### [PROBLEM DESCRIPTION]
Copy out, unchanged, every line between the one containing "params-button[interactable]: Params —" and the one containing "response-tab-tests[interactable]: Tests —", inclusive.

─── DATA EXTRACT ───

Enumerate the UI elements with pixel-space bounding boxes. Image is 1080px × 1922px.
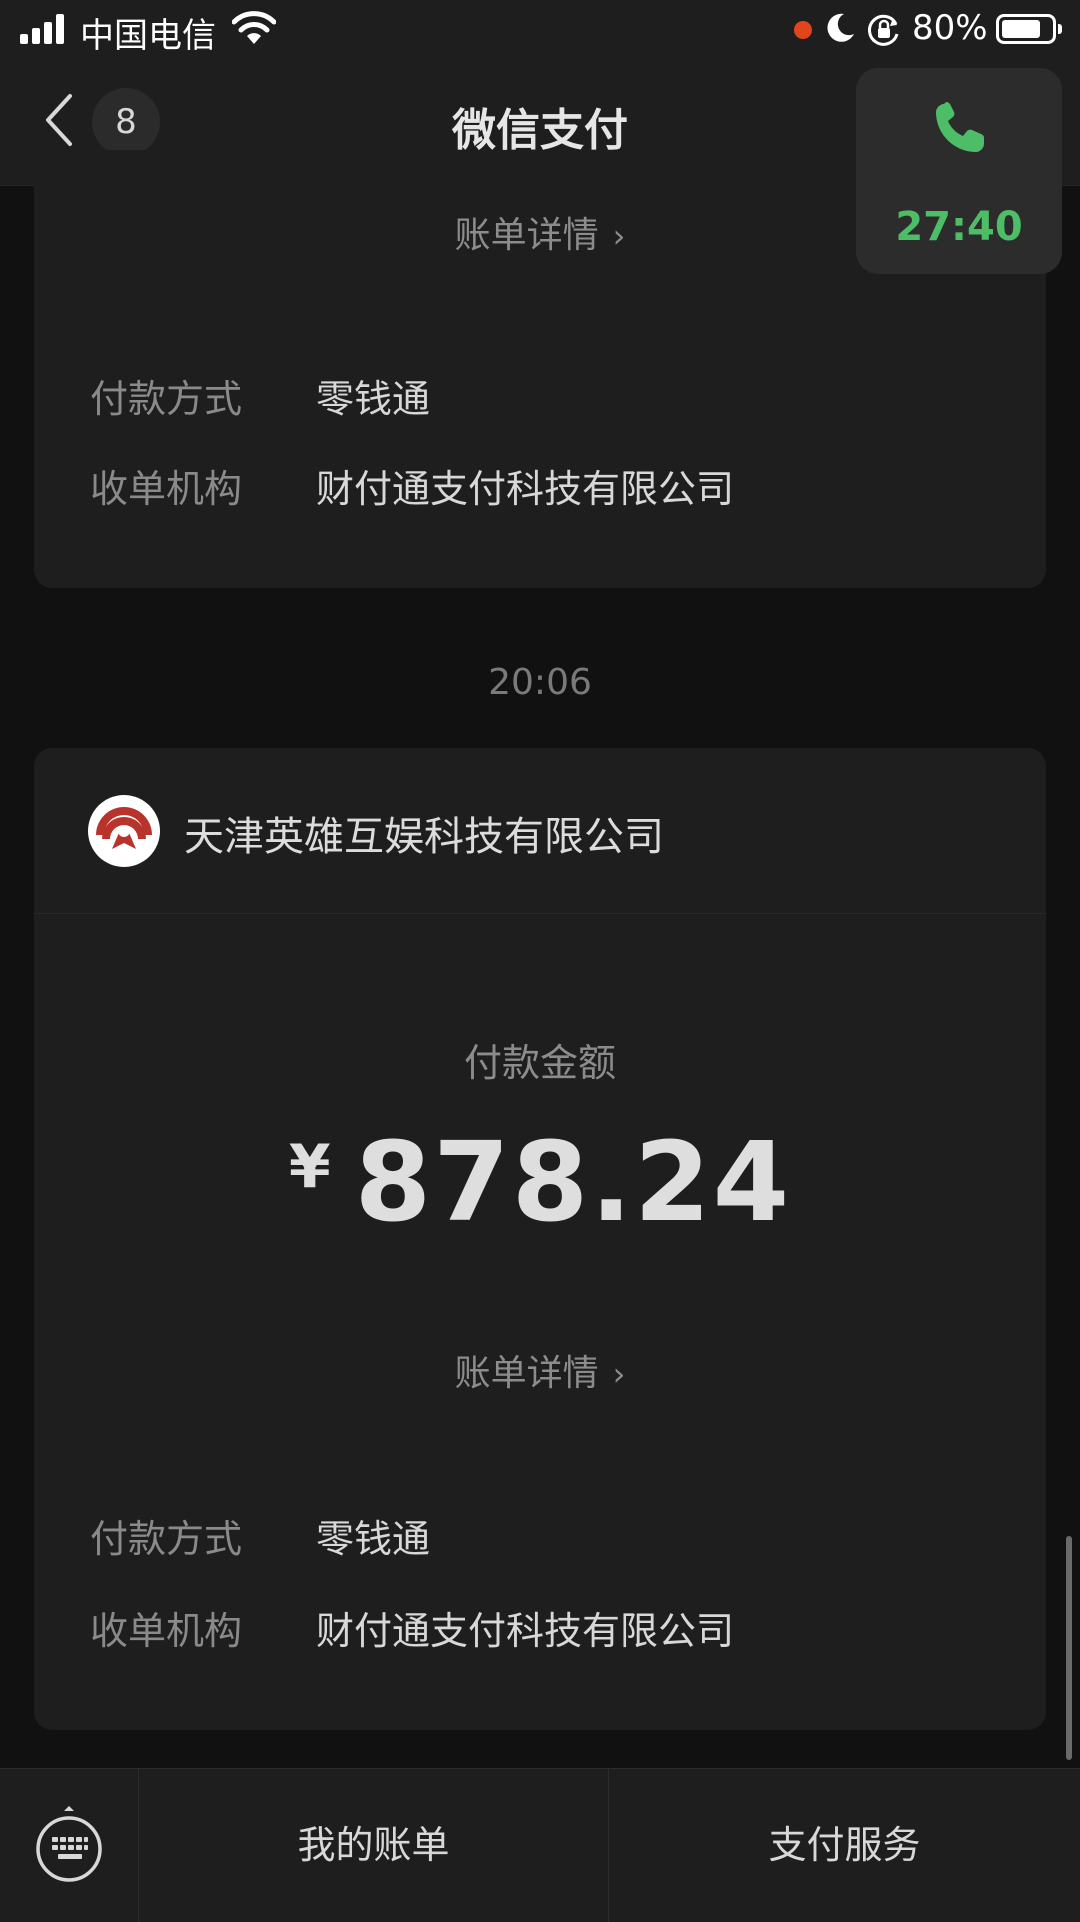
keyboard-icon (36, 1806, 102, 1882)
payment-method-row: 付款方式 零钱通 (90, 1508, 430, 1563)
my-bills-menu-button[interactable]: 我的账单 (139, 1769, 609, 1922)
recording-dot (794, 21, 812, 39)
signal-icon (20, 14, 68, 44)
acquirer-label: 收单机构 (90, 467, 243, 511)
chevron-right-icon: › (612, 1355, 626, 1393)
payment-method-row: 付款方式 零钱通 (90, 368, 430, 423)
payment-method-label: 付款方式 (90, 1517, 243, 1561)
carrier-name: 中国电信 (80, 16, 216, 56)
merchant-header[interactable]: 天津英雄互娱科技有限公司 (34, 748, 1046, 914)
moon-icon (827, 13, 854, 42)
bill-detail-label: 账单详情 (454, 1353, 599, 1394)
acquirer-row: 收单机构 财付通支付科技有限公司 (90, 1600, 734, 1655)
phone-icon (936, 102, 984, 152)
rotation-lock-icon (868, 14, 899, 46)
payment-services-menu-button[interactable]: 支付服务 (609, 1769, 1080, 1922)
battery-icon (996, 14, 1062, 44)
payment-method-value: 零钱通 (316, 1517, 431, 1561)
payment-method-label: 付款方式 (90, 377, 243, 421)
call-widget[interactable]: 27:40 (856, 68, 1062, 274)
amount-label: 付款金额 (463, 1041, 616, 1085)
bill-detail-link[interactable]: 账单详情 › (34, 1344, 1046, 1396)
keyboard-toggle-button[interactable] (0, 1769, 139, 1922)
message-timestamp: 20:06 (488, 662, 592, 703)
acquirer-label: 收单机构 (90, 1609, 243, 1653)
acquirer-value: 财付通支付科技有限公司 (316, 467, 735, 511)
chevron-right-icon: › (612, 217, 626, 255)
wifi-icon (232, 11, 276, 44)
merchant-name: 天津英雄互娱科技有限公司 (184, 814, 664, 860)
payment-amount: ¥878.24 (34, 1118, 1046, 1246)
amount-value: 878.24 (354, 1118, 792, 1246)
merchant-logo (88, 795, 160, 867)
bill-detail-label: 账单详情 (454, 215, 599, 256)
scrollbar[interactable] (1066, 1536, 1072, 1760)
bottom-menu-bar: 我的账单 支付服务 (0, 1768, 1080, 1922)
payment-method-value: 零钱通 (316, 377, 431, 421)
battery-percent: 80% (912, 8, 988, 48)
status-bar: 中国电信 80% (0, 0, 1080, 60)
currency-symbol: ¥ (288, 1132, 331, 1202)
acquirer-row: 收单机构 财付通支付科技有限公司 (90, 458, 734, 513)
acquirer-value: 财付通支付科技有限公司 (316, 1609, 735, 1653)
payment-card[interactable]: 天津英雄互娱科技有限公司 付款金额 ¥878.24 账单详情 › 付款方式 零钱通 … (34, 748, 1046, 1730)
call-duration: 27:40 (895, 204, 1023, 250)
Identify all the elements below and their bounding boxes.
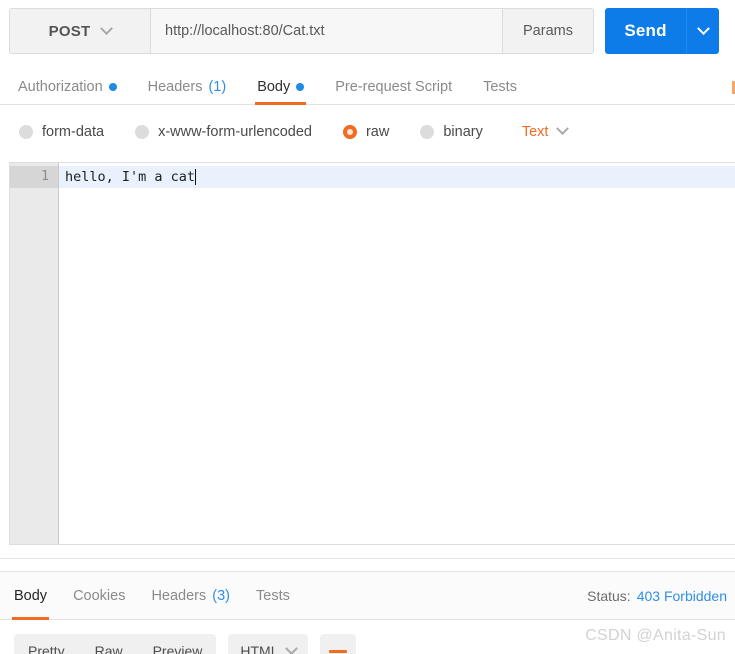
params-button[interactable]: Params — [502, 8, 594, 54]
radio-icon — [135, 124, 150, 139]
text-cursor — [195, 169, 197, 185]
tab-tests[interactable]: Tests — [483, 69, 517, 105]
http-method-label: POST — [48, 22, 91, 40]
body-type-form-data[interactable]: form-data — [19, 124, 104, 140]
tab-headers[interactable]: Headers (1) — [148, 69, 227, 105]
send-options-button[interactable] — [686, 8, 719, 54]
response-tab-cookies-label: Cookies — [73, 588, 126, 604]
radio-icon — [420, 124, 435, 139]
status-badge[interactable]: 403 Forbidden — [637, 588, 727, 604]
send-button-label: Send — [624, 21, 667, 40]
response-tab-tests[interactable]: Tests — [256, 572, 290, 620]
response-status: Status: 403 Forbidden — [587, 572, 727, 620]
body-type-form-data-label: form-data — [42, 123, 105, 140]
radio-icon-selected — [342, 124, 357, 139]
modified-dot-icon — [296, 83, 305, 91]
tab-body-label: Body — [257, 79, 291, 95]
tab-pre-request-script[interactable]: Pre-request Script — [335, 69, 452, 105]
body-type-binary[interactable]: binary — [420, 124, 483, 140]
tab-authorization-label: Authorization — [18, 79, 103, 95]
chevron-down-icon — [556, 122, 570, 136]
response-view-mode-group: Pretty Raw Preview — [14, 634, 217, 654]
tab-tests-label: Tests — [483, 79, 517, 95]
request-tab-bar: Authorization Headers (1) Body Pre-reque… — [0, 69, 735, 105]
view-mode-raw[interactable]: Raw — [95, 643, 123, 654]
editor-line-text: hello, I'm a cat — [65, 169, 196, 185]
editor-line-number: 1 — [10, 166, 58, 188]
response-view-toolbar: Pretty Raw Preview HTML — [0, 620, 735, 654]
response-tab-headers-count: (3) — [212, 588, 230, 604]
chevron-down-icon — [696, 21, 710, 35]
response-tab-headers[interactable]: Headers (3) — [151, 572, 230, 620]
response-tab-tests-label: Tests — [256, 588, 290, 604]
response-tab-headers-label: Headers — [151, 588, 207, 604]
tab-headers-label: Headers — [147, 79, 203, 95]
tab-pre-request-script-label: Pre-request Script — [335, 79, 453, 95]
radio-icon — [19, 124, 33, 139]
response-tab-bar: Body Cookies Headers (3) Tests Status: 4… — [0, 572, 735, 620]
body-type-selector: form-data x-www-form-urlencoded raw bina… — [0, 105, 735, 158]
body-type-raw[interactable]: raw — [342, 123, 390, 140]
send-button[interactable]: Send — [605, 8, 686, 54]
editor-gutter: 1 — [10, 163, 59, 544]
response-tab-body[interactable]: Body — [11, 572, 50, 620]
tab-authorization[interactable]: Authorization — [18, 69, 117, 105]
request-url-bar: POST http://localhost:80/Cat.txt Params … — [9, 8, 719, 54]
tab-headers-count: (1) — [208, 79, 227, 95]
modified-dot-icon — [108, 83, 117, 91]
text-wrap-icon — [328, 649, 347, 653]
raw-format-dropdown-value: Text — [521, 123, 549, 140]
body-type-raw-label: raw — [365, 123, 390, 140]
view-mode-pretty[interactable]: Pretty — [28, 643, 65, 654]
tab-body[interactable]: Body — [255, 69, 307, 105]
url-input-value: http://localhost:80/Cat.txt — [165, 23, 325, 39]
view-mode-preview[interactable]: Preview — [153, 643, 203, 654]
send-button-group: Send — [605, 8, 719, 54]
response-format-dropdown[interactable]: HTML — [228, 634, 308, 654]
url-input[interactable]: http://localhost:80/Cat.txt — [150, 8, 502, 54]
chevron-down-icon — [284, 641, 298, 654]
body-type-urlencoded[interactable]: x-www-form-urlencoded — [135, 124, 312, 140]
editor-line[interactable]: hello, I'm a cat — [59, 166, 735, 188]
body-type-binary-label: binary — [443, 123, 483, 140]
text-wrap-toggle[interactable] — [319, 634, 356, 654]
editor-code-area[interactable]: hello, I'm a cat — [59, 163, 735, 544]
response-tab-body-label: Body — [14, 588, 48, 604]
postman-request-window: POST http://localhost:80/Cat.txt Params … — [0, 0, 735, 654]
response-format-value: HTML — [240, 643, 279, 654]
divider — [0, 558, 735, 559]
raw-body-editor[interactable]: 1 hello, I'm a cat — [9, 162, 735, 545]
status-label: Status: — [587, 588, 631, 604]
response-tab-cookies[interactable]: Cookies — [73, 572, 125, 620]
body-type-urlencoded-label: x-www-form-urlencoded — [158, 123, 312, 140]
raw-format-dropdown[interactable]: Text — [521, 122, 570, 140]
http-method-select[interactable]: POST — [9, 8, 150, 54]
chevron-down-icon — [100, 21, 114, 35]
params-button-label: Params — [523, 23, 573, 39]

───
─── DATA EXTRACT ───

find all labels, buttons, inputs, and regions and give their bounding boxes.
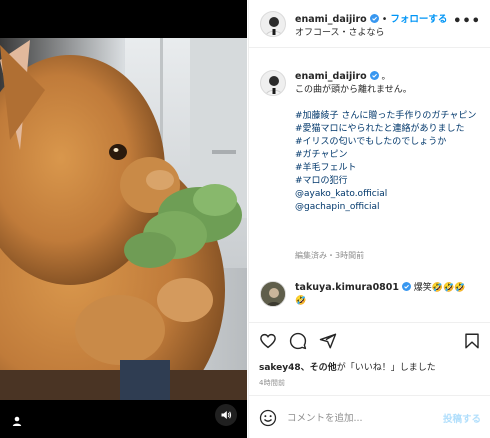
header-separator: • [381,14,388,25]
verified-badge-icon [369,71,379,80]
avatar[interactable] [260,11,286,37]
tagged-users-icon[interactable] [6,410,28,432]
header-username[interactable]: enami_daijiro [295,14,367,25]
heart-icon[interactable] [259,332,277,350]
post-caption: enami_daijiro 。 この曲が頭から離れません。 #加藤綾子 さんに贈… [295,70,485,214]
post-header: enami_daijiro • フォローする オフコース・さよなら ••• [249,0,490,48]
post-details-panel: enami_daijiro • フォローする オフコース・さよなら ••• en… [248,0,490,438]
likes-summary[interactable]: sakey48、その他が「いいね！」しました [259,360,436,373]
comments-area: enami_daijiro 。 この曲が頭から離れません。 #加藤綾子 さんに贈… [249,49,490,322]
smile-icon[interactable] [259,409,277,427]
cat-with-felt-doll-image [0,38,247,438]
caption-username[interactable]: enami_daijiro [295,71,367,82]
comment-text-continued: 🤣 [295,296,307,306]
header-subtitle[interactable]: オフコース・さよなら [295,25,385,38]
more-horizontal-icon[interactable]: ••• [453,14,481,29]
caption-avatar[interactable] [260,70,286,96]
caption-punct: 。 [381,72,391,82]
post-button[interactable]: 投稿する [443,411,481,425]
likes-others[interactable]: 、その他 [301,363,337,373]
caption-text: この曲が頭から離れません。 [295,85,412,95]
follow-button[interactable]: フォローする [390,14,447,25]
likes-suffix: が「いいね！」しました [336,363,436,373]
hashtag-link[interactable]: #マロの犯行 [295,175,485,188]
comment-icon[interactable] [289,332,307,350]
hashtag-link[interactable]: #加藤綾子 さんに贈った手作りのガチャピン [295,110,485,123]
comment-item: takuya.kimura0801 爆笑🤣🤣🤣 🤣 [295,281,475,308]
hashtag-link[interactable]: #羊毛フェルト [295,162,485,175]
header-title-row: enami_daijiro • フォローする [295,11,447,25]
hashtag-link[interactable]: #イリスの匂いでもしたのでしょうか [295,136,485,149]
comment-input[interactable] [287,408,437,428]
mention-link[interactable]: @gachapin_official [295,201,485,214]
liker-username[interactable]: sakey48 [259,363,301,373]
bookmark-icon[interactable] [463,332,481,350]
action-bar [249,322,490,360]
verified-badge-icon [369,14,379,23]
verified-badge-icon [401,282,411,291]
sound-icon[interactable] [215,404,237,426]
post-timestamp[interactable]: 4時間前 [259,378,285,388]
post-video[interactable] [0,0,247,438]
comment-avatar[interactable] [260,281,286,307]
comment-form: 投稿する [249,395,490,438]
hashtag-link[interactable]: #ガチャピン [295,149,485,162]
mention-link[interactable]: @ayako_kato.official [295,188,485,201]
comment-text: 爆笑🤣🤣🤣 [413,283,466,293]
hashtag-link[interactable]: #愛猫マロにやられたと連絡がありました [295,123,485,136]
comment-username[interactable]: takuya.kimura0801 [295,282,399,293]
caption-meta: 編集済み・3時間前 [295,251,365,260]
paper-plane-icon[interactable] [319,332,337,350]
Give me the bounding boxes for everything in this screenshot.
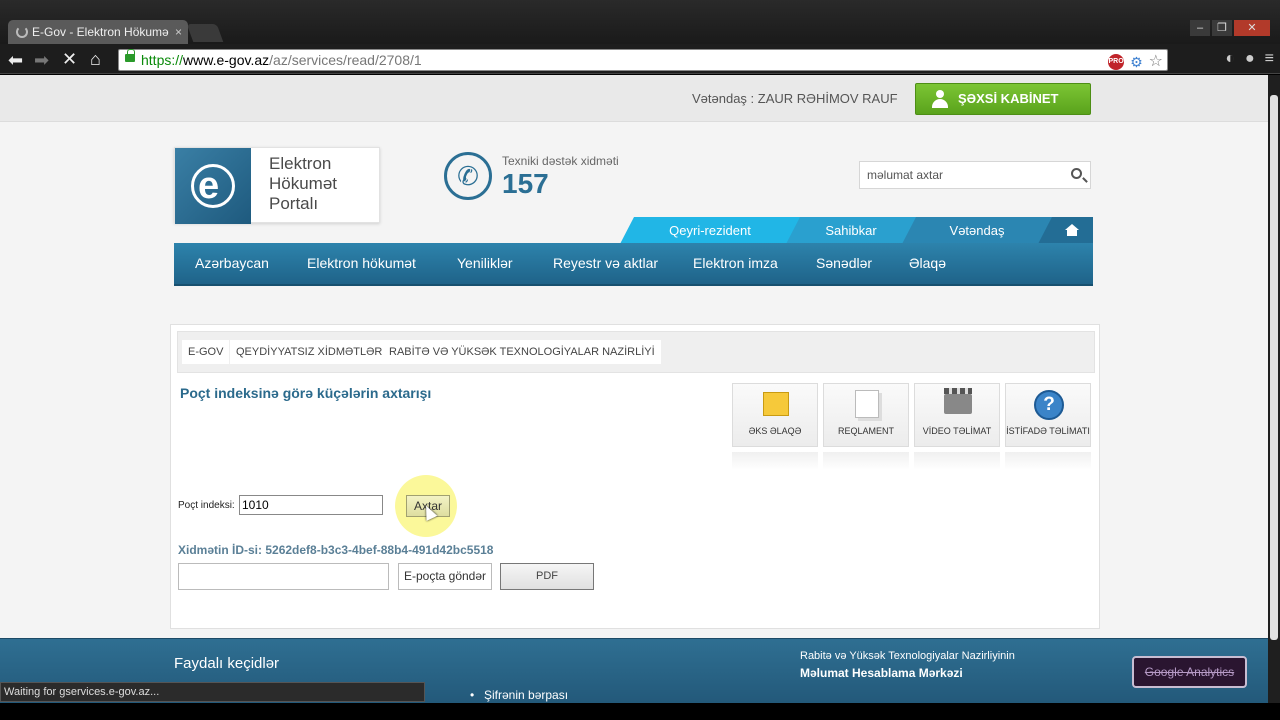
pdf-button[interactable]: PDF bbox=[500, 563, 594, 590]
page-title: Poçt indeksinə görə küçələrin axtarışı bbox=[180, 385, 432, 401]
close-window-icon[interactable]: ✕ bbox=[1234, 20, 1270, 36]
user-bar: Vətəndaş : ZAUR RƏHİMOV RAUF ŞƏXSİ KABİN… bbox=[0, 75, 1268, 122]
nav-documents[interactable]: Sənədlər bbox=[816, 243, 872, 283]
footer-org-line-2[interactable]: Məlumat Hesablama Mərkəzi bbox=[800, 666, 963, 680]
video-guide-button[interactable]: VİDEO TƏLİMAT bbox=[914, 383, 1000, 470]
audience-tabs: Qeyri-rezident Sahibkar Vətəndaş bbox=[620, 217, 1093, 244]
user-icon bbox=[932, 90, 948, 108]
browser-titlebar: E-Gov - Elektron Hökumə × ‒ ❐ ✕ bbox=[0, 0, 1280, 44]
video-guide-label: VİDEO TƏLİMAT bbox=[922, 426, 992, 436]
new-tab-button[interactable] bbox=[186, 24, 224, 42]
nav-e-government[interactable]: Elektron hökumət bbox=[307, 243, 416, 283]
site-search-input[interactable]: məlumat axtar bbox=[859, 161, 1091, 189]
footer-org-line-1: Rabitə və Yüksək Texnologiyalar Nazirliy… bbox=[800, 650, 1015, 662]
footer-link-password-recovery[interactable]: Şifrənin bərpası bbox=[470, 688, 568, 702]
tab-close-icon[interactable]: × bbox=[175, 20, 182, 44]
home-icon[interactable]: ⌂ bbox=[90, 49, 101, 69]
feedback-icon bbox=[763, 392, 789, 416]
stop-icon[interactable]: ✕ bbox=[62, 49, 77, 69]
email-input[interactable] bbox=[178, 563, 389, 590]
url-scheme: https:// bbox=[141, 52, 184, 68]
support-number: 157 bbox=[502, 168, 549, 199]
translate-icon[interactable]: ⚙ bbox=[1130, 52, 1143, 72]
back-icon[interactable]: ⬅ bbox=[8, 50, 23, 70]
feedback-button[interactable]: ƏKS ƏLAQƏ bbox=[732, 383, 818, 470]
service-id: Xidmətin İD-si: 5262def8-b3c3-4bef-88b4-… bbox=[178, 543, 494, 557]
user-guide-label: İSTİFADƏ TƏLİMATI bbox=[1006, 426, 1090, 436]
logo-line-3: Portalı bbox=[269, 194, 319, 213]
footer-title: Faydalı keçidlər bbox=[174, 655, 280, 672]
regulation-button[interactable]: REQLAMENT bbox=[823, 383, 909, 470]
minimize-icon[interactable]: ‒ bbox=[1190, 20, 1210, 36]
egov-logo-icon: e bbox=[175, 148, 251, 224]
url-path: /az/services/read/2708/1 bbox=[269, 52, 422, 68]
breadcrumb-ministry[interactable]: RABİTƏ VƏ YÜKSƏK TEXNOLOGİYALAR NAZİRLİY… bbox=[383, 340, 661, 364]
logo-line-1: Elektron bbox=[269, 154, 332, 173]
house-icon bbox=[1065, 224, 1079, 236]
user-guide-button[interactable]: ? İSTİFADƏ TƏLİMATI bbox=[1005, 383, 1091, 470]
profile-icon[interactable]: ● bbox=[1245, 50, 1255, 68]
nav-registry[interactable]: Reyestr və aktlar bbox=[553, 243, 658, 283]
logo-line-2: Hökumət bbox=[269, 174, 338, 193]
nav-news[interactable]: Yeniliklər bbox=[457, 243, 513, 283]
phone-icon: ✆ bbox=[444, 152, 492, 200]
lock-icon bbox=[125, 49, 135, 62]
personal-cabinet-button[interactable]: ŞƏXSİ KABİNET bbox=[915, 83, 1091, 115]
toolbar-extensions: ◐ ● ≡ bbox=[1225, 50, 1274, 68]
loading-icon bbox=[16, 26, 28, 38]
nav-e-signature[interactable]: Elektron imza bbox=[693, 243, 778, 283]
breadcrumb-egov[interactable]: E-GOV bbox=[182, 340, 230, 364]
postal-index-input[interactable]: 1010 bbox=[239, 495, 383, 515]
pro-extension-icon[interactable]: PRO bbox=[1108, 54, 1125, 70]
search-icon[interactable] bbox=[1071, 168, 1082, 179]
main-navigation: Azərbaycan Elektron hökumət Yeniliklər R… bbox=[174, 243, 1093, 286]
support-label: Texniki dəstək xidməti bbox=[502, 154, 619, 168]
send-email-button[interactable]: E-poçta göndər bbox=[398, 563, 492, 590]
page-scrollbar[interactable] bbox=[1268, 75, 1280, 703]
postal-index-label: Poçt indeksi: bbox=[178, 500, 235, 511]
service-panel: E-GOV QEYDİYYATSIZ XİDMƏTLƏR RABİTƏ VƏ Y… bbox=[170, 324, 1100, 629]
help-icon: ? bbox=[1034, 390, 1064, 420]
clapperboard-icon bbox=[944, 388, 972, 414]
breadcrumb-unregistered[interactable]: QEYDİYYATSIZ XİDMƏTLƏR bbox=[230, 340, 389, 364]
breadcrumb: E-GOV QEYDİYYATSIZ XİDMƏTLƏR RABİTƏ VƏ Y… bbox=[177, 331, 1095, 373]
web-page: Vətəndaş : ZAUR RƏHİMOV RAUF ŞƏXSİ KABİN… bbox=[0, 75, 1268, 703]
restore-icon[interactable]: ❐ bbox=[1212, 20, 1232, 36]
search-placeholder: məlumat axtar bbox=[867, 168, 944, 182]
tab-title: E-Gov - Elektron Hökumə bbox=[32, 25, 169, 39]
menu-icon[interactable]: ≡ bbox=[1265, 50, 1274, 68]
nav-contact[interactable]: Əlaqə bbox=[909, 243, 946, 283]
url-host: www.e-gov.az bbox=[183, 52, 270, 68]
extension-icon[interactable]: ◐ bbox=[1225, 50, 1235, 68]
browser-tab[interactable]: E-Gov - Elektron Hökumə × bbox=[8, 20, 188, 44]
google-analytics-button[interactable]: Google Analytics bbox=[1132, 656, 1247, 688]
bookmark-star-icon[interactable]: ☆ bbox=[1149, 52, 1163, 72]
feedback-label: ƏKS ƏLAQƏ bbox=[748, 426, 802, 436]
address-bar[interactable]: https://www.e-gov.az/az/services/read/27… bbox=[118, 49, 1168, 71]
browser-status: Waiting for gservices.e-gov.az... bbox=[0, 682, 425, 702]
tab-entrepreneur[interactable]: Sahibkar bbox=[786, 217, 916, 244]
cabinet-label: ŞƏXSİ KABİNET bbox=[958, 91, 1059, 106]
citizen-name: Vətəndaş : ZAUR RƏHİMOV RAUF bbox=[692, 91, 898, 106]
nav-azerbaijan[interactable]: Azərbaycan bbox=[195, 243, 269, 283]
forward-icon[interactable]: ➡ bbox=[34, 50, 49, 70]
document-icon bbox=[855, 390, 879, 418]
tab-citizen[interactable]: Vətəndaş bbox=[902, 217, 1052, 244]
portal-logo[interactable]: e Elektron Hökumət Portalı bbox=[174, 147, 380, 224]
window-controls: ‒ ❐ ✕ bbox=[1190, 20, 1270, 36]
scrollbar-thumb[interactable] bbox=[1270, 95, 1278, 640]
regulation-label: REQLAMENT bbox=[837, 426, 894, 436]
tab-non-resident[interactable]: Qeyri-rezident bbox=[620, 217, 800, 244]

───

### [ANSWER FOR THE TASK]
params-button[interactable]: Params — [502, 8, 594, 54]
radio-icon — [135, 124, 150, 139]
text-cursor — [195, 169, 197, 185]
tab-tests[interactable]: Tests — [483, 69, 517, 105]
http-method-label: POST — [48, 22, 91, 40]
body-type-form-data[interactable]: form-data — [19, 124, 104, 140]
tab-headers[interactable]: Headers (1) — [148, 69, 227, 105]
send-options-button[interactable] — [686, 8, 719, 54]
response-tab-cookies-label: Cookies — [73, 588, 126, 604]
radio-icon — [420, 124, 435, 139]
status-badge[interactable]: 403 Forbidden — [637, 588, 727, 604]
send-button-label: Send — [624, 21, 667, 40]
response-tab-tests[interactable]: Tests — [256, 572, 290, 620]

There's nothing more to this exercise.